[[ Passage provided open ]]
Moving north to England, Emerson met William WordsworthSamuel Taylor Coleridge, and Thomas Carlyle. Carlyle in particular was a strong influence on him; Emerson would later serve as an unofficial literary agent in the United States for Carlyle, and in March 1835, he tried to persuade Carlyle to come to America to lecture. The two maintained a correspondence until Carlyle's death in 1881.

Emerson returned to the United States on October 9, 1833, and lived with his mother in Newton, Massachusetts. In October 1834, he moved to Concord, Massachusetts, to live with his step-grandfather, Dr. Ezra Ripley,  Given the budding Lyceum movement, which provided lectures on all sorts of topics, Emerson saw a possible career as a lecturer. On November 5, 1833, he made the first of what would eventually be some 1,500 lectures, "The Uses of Natural History", in Boston. This was an expanded account of his experience in Paris. In this lecture, he set out some of his important beliefs and the ideas he would later develop in his first published essay, "Nature":

Nature is a language and every new fact one learns is a new word; but it is not a language taken to pieces and dead in the dictionary, but the language put together into a most significant and universal sense. I wish to learn this language, not that I may know a new grammar, but that I may read the great book that is written in that tongue.
[[ Passage provided closed ]]
[[ Records provided open ]]
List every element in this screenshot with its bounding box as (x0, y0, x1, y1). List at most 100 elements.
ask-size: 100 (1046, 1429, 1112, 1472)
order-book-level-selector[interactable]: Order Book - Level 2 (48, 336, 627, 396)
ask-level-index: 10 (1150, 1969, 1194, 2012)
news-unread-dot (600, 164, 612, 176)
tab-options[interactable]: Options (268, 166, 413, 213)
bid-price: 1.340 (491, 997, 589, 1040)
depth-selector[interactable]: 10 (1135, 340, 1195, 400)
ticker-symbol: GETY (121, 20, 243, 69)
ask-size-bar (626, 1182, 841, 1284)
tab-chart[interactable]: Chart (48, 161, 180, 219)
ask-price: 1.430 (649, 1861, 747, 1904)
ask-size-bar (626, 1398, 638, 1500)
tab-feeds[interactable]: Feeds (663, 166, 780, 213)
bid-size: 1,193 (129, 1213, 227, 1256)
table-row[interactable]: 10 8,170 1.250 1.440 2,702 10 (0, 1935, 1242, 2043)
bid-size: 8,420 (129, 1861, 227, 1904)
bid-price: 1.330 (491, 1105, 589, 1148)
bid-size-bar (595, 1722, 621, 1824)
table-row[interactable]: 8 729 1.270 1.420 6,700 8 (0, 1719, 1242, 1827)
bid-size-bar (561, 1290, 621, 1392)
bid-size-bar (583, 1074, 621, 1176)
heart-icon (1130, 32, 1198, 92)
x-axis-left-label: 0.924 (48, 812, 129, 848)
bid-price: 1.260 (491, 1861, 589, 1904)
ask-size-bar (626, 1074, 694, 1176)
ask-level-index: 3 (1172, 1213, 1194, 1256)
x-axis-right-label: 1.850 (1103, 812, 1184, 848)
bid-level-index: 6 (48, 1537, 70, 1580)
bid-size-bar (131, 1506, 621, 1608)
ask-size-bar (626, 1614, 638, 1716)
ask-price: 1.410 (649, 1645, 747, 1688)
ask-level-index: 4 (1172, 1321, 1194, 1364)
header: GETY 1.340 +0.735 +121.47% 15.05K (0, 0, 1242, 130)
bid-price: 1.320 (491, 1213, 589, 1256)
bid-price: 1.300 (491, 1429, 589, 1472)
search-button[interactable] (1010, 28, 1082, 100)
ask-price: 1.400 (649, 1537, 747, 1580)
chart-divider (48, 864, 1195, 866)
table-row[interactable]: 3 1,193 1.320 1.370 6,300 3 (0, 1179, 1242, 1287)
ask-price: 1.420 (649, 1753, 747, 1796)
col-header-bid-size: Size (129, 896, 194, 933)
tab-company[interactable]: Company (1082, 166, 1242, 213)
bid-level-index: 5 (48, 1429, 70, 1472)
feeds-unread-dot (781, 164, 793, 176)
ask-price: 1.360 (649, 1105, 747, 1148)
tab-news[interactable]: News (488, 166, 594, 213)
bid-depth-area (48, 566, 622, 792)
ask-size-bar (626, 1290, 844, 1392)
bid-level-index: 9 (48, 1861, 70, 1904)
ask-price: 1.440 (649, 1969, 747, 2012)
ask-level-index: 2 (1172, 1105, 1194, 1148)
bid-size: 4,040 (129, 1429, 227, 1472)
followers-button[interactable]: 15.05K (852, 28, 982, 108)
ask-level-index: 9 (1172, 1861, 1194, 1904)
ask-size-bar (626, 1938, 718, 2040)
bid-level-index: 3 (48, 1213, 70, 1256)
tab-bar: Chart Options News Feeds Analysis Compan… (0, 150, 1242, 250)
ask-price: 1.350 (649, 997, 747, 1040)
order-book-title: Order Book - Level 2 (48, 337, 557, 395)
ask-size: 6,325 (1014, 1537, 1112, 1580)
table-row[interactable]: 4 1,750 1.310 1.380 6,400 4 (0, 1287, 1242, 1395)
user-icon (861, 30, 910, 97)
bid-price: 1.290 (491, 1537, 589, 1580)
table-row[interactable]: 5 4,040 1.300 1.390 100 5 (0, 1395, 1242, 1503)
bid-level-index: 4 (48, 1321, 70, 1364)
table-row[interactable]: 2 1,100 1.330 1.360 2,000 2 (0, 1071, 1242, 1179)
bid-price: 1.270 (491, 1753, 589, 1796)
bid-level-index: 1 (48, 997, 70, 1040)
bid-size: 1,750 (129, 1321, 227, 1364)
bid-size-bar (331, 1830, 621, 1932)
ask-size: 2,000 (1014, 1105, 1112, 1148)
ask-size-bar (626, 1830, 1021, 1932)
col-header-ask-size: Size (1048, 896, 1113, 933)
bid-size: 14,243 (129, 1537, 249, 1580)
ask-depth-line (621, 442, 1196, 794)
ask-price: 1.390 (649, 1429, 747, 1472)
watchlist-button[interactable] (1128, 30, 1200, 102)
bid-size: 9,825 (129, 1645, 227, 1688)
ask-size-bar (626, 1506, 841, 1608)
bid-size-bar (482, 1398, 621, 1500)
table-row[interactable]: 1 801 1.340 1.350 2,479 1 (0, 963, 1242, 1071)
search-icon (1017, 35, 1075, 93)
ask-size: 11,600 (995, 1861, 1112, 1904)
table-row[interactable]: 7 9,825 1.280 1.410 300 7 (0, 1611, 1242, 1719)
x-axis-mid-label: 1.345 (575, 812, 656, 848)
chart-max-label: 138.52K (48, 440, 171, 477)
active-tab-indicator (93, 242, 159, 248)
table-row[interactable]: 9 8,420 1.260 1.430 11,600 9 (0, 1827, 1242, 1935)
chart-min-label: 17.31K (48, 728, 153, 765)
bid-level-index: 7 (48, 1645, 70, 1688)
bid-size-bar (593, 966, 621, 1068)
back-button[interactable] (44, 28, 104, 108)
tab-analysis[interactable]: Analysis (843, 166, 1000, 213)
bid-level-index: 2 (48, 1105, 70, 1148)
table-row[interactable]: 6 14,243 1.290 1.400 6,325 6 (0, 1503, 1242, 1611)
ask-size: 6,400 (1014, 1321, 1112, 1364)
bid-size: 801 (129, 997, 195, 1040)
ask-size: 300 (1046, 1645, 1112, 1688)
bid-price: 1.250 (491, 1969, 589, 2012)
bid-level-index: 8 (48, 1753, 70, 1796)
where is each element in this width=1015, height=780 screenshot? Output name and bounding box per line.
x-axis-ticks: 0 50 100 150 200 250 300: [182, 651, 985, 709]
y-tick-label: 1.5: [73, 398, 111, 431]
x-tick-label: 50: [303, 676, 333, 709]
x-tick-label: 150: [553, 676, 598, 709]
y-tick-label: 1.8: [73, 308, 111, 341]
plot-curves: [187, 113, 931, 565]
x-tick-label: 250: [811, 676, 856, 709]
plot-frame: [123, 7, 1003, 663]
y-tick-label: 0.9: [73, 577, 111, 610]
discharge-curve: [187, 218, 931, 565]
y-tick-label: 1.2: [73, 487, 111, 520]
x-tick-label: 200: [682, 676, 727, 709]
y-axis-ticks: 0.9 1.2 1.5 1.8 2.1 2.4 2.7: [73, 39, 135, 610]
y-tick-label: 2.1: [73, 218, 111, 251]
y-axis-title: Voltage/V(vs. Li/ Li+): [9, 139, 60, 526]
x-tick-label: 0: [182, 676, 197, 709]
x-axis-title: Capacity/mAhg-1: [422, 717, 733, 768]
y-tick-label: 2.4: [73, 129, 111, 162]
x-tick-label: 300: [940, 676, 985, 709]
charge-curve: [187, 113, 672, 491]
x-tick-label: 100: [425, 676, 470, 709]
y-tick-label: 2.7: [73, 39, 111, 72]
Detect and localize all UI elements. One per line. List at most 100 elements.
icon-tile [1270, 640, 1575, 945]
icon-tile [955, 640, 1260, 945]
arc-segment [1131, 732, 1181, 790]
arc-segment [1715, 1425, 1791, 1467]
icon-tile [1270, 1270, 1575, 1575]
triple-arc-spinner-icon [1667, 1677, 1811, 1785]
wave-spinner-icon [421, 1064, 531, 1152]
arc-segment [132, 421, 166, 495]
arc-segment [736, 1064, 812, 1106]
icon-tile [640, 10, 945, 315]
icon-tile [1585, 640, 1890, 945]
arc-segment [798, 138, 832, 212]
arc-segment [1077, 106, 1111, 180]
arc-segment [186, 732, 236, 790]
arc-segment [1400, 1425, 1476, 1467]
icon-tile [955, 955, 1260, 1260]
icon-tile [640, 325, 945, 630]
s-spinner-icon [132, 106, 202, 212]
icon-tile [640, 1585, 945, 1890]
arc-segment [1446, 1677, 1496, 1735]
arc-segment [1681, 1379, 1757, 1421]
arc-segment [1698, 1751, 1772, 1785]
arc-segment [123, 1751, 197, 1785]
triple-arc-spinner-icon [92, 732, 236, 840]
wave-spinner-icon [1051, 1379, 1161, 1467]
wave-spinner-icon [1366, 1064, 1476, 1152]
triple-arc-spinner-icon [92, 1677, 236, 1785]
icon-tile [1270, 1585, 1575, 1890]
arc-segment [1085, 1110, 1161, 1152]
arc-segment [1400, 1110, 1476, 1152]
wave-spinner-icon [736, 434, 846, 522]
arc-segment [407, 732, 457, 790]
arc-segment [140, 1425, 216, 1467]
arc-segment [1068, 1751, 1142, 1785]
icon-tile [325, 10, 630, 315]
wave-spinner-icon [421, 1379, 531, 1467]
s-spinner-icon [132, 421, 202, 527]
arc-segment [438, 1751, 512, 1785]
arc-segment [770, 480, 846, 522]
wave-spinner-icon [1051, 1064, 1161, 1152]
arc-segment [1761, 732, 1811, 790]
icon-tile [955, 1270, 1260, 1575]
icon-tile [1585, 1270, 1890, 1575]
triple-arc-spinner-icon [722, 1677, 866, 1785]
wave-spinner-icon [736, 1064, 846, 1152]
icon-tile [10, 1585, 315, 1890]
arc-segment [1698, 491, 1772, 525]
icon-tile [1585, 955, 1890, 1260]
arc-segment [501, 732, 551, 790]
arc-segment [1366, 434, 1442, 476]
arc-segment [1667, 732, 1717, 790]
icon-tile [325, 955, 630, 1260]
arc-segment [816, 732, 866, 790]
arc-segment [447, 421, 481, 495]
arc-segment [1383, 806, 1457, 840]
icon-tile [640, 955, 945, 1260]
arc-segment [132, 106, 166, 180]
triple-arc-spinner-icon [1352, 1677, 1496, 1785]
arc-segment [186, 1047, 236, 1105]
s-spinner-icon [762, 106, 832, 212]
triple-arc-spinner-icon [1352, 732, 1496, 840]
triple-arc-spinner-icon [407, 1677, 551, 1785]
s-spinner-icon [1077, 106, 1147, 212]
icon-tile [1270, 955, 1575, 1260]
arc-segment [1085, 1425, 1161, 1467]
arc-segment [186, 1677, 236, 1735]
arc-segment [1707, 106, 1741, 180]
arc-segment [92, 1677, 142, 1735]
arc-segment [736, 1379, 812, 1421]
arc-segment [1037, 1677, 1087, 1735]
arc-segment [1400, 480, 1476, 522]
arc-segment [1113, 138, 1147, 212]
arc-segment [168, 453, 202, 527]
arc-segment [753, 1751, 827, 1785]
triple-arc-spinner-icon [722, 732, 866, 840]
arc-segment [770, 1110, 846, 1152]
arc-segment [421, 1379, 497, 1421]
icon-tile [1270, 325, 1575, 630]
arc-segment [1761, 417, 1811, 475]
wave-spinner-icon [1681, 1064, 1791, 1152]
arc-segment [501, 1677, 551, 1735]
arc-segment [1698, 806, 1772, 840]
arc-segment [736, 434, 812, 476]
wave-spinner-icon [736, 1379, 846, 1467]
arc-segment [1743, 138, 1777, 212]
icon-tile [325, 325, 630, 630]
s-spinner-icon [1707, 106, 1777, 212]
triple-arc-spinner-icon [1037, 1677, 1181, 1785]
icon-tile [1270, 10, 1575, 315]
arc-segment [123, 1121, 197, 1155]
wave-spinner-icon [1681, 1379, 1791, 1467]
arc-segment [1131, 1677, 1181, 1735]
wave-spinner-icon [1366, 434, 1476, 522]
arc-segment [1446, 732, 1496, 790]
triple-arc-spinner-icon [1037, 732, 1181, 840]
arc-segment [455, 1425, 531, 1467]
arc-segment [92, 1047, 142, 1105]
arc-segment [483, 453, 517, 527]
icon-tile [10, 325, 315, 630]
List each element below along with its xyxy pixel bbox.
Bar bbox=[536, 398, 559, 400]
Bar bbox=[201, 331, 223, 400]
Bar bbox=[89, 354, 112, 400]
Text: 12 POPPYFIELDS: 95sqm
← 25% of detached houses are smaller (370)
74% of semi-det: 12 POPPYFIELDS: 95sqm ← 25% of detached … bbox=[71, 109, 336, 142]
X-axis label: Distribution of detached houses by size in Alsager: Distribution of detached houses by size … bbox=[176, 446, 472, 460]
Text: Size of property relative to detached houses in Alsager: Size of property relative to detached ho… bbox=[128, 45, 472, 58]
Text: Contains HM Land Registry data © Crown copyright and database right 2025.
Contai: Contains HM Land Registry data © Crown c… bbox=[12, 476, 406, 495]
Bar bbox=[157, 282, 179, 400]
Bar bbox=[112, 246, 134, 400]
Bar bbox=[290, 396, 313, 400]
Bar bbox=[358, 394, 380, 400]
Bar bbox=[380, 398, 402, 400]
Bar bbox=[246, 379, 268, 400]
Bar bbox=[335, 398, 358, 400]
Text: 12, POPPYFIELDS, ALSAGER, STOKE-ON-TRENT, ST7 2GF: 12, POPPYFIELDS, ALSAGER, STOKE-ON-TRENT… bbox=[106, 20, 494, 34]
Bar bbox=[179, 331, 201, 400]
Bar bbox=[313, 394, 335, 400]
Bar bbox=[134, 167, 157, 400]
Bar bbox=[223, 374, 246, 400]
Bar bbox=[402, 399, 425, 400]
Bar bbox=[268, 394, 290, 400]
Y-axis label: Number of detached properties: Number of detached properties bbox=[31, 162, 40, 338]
[[ Records provided closed ]]
> [Directions for this task]:
Rewrite the passage on Emerson from "Nature is a" to "in that tongue.", putting "syntax" in place of "grammar".

> [Solution for this problem]:
Nature is a language and every new fact one learns is a new word; but it is not a language taken to pieces and dead in the dictionary, but the language put together into a most significant and universal sense. I wish to learn this language, not that I may know a new syntax, but that I may read the great book that is written in that tongue.